[Record extracts]:
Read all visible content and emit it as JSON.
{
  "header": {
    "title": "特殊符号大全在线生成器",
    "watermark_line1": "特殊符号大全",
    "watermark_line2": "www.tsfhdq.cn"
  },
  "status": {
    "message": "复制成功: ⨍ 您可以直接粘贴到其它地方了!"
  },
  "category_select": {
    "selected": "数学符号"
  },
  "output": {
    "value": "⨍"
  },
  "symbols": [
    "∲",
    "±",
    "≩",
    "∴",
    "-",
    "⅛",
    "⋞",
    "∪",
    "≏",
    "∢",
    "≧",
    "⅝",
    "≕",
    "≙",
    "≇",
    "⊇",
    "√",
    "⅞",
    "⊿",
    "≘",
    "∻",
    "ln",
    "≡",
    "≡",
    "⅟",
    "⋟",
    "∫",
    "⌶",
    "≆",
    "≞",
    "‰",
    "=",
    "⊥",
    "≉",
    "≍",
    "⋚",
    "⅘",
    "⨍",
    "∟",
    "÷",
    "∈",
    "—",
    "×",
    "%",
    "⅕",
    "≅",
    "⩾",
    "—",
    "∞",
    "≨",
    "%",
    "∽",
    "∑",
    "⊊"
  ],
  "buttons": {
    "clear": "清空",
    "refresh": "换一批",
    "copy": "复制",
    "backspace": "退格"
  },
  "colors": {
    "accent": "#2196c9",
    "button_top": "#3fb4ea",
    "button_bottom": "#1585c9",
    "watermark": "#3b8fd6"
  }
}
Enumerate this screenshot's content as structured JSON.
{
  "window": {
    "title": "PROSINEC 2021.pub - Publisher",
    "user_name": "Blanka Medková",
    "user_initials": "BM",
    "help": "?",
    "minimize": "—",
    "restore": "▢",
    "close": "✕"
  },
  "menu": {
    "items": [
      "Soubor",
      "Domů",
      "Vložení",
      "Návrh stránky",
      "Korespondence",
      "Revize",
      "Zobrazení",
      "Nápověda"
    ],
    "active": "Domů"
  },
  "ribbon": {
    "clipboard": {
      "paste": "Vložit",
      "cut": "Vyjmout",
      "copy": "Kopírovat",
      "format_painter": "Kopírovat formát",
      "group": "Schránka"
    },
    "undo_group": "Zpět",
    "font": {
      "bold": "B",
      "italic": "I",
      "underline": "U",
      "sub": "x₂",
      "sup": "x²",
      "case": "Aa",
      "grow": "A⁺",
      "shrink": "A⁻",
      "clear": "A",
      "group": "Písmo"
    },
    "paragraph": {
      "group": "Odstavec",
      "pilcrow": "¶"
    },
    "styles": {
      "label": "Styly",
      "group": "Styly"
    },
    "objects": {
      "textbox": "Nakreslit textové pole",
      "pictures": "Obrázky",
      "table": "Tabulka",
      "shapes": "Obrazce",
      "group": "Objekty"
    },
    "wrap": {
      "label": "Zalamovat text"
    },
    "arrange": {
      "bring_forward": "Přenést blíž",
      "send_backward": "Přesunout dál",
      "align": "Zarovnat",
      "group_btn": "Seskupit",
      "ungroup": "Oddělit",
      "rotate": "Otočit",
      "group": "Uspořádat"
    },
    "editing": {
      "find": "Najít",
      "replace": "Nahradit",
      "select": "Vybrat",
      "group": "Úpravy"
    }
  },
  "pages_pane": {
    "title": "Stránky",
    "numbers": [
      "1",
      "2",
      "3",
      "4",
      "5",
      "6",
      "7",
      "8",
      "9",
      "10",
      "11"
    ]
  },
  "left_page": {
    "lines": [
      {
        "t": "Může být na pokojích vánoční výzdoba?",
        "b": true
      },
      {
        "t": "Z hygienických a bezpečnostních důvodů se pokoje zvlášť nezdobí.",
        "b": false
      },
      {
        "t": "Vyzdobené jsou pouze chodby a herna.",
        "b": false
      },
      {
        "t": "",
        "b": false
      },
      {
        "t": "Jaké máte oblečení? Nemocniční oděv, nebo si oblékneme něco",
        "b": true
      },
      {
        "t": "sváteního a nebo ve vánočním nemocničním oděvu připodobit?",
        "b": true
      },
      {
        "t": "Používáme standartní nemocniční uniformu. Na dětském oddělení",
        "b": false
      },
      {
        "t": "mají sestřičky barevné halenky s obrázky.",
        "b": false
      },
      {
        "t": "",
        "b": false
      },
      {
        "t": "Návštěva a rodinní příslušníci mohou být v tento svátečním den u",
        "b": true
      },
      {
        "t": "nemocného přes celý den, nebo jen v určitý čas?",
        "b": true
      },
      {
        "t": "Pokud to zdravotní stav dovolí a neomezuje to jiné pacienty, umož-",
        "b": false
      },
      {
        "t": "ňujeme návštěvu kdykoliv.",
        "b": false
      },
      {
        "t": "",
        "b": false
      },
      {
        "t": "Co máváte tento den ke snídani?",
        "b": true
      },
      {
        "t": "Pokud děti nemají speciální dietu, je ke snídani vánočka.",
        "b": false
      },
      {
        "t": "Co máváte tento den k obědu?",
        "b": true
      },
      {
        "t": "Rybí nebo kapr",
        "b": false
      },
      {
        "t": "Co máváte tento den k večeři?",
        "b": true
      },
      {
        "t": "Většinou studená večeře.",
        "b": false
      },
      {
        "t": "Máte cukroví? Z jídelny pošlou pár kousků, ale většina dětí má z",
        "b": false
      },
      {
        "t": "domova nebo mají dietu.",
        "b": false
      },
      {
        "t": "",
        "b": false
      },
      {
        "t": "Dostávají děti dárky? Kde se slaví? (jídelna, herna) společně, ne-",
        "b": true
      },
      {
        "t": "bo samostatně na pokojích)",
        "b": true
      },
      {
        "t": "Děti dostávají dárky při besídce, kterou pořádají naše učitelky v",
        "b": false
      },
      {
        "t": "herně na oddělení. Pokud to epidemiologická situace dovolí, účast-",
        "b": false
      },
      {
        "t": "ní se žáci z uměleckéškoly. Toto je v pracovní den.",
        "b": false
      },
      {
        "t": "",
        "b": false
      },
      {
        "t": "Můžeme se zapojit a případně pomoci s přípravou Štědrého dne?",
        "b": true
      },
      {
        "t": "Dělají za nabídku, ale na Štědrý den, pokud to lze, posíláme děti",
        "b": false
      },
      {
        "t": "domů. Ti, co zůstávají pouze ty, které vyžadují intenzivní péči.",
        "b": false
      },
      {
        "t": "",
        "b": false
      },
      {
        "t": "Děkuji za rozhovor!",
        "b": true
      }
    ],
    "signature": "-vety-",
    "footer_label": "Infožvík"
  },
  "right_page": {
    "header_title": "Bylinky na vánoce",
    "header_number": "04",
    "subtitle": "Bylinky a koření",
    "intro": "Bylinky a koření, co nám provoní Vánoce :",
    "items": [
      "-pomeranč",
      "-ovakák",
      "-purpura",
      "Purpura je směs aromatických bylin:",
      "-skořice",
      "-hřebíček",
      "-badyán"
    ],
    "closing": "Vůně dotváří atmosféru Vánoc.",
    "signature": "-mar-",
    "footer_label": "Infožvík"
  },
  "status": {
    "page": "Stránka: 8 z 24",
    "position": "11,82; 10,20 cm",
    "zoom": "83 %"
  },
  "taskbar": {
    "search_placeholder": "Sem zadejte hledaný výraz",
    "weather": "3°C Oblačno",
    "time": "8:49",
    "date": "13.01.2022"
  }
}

[Task requirements]: Copy all the lines, exactly.

[Exercise response]:
Read all visible content and emit it as JSON.
{
  "header": {
    "title": "特殊符号大全在线生成器",
    "watermark_line1": "特殊符号大全",
    "watermark_line2": "www.tsfhdq.cn"
  },
  "status": {
    "message": "复制成功: ⨍ 您可以直接粘贴到其它地方了!"
  },
  "category_select": {
    "selected": "数学符号"
  },
  "output": {
    "value": "⨍"
  },
  "symbols": [
    "∲",
    "±",
    "≩",
    "∴",
    "-",
    "⅛",
    "⋞",
    "∪",
    "≏",
    "∢",
    "≧",
    "⅝",
    "≕",
    "≙",
    "≇",
    "⊇",
    "√",
    "⅞",
    "⊿",
    "≘",
    "∻",
    "ln",
    "≡",
    "≡",
    "⅟",
    "⋟",
    "∫",
    "⌶",
    "≆",
    "≞",
    "‰",
    "=",
    "⊥",
    "≉",
    "≍",
    "⋚",
    "⅘",
    "⨍",
    "∟",
    "÷",
    "∈",
    "—",
    "×",
    "%",
    "⅕",
    "≅",
    "⩾",
    "—",
    "∞",
    "≨",
    "%",
    "∽",
    "∑",
    "⊊"
  ],
  "buttons": {
    "clear": "清空",
    "refresh": "换一批",
    "copy": "复制",
    "backspace": "退格"
  },
  "colors": {
    "accent": "#2196c9",
    "button_top": "#3fb4ea",
    "button_bottom": "#1585c9",
    "watermark": "#3b8fd6"
  }
}
Enumerate this screenshot's content as structured JSON.
{
  "window": {
    "title": "PROSINEC 2021.pub - Publisher",
    "user_name": "Blanka Medková",
    "user_initials": "BM",
    "help": "?",
    "minimize": "—",
    "restore": "▢",
    "close": "✕"
  },
  "menu": {
    "items": [
      "Soubor",
      "Domů",
      "Vložení",
      "Návrh stránky",
      "Korespondence",
      "Revize",
      "Zobrazení",
      "Nápověda"
    ],
    "active": "Domů"
  },
  "ribbon": {
    "clipboard": {
      "paste": "Vložit",
      "cut": "Vyjmout",
      "copy": "Kopírovat",
      "format_painter": "Kopírovat formát",
      "group": "Schránka"
    },
    "undo_group": "Zpět",
    "font": {
      "bold": "B",
      "italic": "I",
      "underline": "U",
      "sub": "x₂",
      "sup": "x²",
      "case": "Aa",
      "grow": "A⁺",
      "shrink": "A⁻",
      "clear": "A",
      "group": "Písmo"
    },
    "paragraph": {
      "group": "Odstavec",
      "pilcrow": "¶"
    },
    "styles": {
      "label": "Styly",
      "group": "Styly"
    },
    "objects": {
      "textbox": "Nakreslit textové pole",
      "pictures": "Obrázky",
      "table": "Tabulka",
      "shapes": "Obrazce",
      "group": "Objekty"
    },
    "wrap": {
      "label": "Zalamovat text"
    },
    "arrange": {
      "bring_forward": "Přenést blíž",
      "send_backward": "Přesunout dál",
      "align": "Zarovnat",
      "group_btn": "Seskupit",
      "ungroup": "Oddělit",
      "rotate": "Otočit",
      "group": "Uspořádat"
    },
    "editing": {
      "find": "Najít",
      "replace": "Nahradit",
      "select": "Vybrat",
      "group": "Úpravy"
    }
  },
  "pages_pane": {
    "title": "Stránky",
    "numbers": [
      "1",
      "2",
      "3",
      "4",
      "5",
      "6",
      "7",
      "8",
      "9",
      "10",
      "11"
    ]
  },
  "left_page": {
    "lines": [
      {
        "t": "Může být na pokojích vánoční výzdoba?",
        "b": true
      },
      {
        "t": "Z hygienických a bezpečnostních důvodů se pokoje zvlášť nezdobí.",
        "b": false
      },
      {
        "t": "Vyzdobené jsou pouze chodby a herna.",
        "b": false
      },
      {
        "t": "",
        "b": false
      },
      {
        "t": "Jaké máte oblečení? Nemocniční oděv, nebo si oblékneme něco",
        "b": true
      },
      {
        "t": "sváteního a nebo ve vánočním nemocničním oděvu připodobit?",
        "b": true
      },
      {
        "t": "Používáme standartní nemocniční uniformu. Na dětském oddělení",
        "b": false
      },
      {
        "t": "mají sestřičky barevné halenky s obrázky.",
        "b": false
      },
      {
        "t": "",
        "b": false
      },
      {
        "t": "Návštěva a rodinní příslušníci mohou být v tento svátečním den u",
        "b": true
      },
      {
        "t": "nemocného přes celý den, nebo jen v určitý čas?",
        "b": true
      },
      {
        "t": "Pokud to zdravotní stav dovolí a neomezuje to jiné pacienty, umož-",
        "b": false
      },
      {
        "t": "ňujeme návštěvu kdykoliv.",
        "b": false
      },
      {
        "t": "",
        "b": false
      },
      {
        "t": "Co máváte tento den ke snídani?",
        "b": true
      },
      {
        "t": "Pokud děti nemají speciální dietu, je ke snídani vánočka.",
        "b": false
      },
      {
        "t": "Co máváte tento den k obědu?",
        "b": true
      },
      {
        "t": "Rybí nebo kapr",
        "b": false
      },
      {
        "t": "Co máváte tento den k večeři?",
        "b": true
      },
      {
        "t": "Většinou studená večeře.",
        "b": false
      },
      {
        "t": "Máte cukroví? Z jídelny pošlou pár kousků, ale většina dětí má z",
        "b": false
      },
      {
        "t": "domova nebo mají dietu.",
        "b": false
      },
      {
        "t": "",
        "b": false
      },
      {
        "t": "Dostávají děti dárky? Kde se slaví? (jídelna, herna) společně, ne-",
        "b": true
      },
      {
        "t": "bo samostatně na pokojích)",
        "b": true
      },
      {
        "t": "Děti dostávají dárky při besídce, kterou pořádají naše učitelky v",
        "b": false
      },
      {
        "t": "herně na oddělení. Pokud to epidemiologická situace dovolí, účast-",
        "b": false
      },
      {
        "t": "ní se žáci z uměleckéškoly. Toto je v pracovní den.",
        "b": false
      },
      {
        "t": "",
        "b": false
      },
      {
        "t": "Můžeme se zapojit a případně pomoci s přípravou Štědrého dne?",
        "b": true
      },
      {
        "t": "Dělají za nabídku, ale na Štědrý den, pokud to lze, posíláme děti",
        "b": false
      },
      {
        "t": "domů. Ti, co zůstávají pouze ty, které vyžadují intenzivní péči.",
        "b": false
      },
      {
        "t": "",
        "b": false
      },
      {
        "t": "Děkuji za rozhovor!",
        "b": true
      }
    ],
    "signature": "-vety-",
    "footer_label": "Infožvík"
  },
  "right_page": {
    "header_title": "Bylinky na vánoce",
    "header_number": "04",
    "subtitle": "Bylinky a koření",
    "intro": "Bylinky a koření, co nám provoní Vánoce :",
    "items": [
      "-pomeranč",
      "-ovakák",
      "-purpura",
      "Purpura je směs aromatických bylin:",
      "-skořice",
      "-hřebíček",
      "-badyán"
    ],
    "closing": "Vůně dotváří atmosféru Vánoc.",
    "signature": "-mar-",
    "footer_label": "Infožvík"
  },
  "status": {
    "page": "Stránka: 8 z 24",
    "position": "11,82; 10,20 cm",
    "zoom": "83 %"
  },
  "taskbar": {
    "search_placeholder": "Sem zadejte hledaný výraz",
    "weather": "3°C Oblačno",
    "time": "8:49",
    "date": "13.01.2022"
  }
}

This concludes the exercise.